Quote every line of the data below as it stands, omitting pictures.

DATA:

§

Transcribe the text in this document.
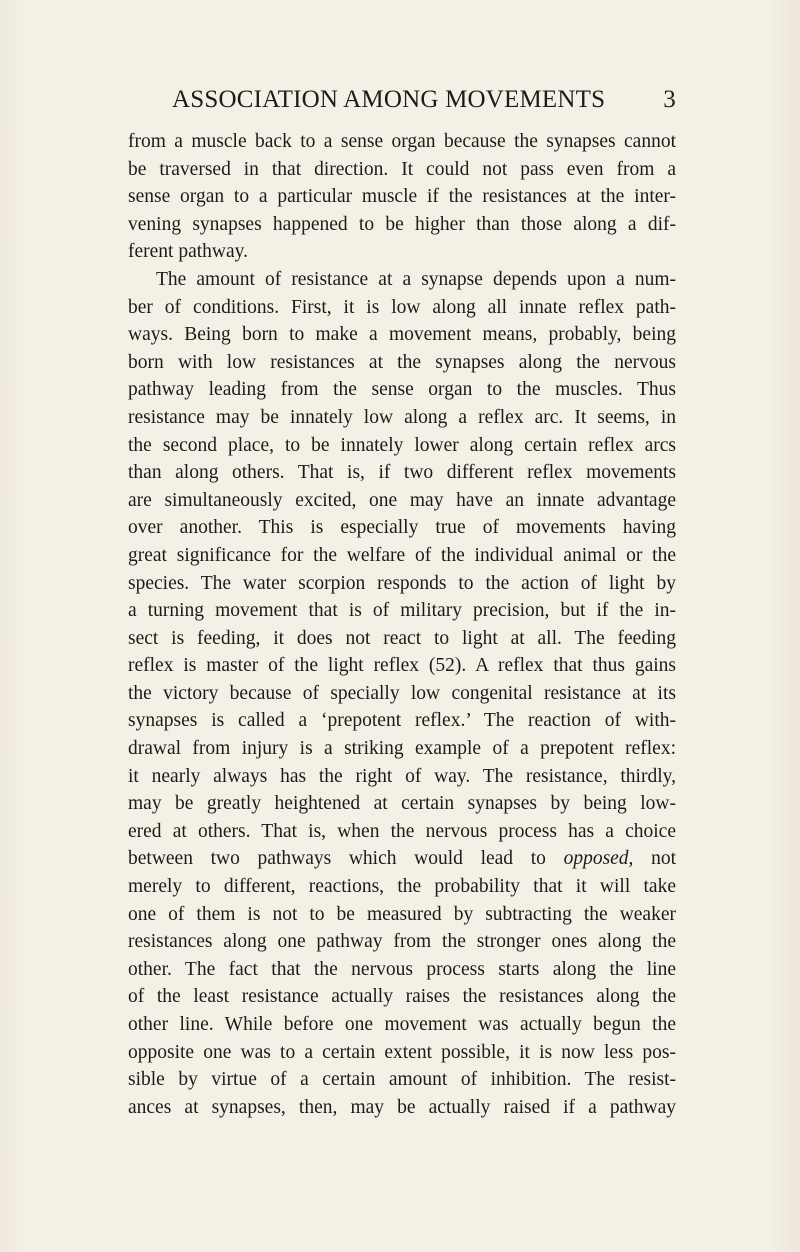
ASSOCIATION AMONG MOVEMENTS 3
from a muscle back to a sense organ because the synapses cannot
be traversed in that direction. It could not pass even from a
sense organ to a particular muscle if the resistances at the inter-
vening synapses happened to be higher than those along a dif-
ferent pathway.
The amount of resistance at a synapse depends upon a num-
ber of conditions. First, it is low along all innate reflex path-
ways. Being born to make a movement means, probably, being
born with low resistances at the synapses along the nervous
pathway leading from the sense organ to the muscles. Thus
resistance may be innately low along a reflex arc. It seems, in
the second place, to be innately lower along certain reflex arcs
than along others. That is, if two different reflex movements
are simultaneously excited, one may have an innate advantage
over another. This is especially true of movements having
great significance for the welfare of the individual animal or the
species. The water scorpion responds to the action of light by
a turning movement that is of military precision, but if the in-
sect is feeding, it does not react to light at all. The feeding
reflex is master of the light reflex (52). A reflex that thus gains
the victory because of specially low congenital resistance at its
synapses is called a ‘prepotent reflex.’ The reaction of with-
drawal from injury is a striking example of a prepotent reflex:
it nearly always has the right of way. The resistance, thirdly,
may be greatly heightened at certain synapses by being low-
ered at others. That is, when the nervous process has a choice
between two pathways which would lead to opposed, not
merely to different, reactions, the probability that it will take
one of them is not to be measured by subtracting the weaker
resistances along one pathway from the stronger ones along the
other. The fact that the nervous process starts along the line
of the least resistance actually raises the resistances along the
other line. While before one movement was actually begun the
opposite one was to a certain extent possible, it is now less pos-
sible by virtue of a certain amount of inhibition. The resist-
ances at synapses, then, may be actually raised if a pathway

§

CORRECT ANSWER:
Transcribe the text in this document.
ASSOCIATION AMONG MOVEMENTS 3
from a muscle back to a sense organ because the synapses cannot
be traversed in that direction. It could not pass even from a
sense organ to a particular muscle if the resistances at the inter-
vening synapses happened to be higher than those along a dif-
ferent pathway.
The amount of resistance at a synapse depends upon a num-
ber of conditions. First, it is low along all innate reflex path-
ways. Being born to make a movement means, probably, being
born with low resistances at the synapses along the nervous
pathway leading from the sense organ to the muscles. Thus
resistance may be innately low along a reflex arc. It seems, in
the second place, to be innately lower along certain reflex arcs
than along others. That is, if two different reflex movements
are simultaneously excited, one may have an innate advantage
over another. This is especially true of movements having
great significance for the welfare of the individual animal or the
species. The water scorpion responds to the action of light by
a turning movement that is of military precision, but if the in-
sect is feeding, it does not react to light at all. The feeding
reflex is master of the light reflex (52). A reflex that thus gains
the victory because of specially low congenital resistance at its
synapses is called a ‘prepotent reflex.’ The reaction of with-
drawal from injury is a striking example of a prepotent reflex:
it nearly always has the right of way. The resistance, thirdly,
may be greatly heightened at certain synapses by being low-
ered at others. That is, when the nervous process has a choice
between two pathways which would lead to opposed, not
merely to different, reactions, the probability that it will take
one of them is not to be measured by subtracting the weaker
resistances along one pathway from the stronger ones along the
other. The fact that the nervous process starts along the line
of the least resistance actually raises the resistances along the
other line. While before one movement was actually begun the
opposite one was to a certain extent possible, it is now less pos-
sible by virtue of a certain amount of inhibition. The resist-
ances at synapses, then, may be actually raised if a pathway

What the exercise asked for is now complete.